WRITTEN REQUEST:
Copy each line exactly. Leave nothing out.

SUPPLIED INFORMATION:
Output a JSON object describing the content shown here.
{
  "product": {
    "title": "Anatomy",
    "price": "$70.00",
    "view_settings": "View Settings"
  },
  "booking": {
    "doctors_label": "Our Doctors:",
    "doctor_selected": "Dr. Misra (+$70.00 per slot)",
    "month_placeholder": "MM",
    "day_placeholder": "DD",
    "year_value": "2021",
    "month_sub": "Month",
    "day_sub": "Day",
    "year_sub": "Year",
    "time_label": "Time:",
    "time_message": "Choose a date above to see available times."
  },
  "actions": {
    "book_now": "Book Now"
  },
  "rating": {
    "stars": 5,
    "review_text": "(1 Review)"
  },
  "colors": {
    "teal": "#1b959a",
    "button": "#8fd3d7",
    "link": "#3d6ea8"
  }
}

EXERCISE ANSWER:
Output a JSON object describing the content shown here.
{
  "product": {
    "title": "Anatomy",
    "price": "$70.00",
    "view_settings": "View Settings"
  },
  "booking": {
    "doctors_label": "Our Doctors:",
    "doctor_selected": "Dr. Misra (+$70.00 per slot)",
    "month_placeholder": "MM",
    "day_placeholder": "DD",
    "year_value": "2021",
    "month_sub": "Month",
    "day_sub": "Day",
    "year_sub": "Year",
    "time_label": "Time:",
    "time_message": "Choose a date above to see available times."
  },
  "actions": {
    "book_now": "Book Now"
  },
  "rating": {
    "stars": 5,
    "review_text": "(1 Review)"
  },
  "colors": {
    "teal": "#1b959a",
    "button": "#8fd3d7",
    "link": "#3d6ea8"
  }
}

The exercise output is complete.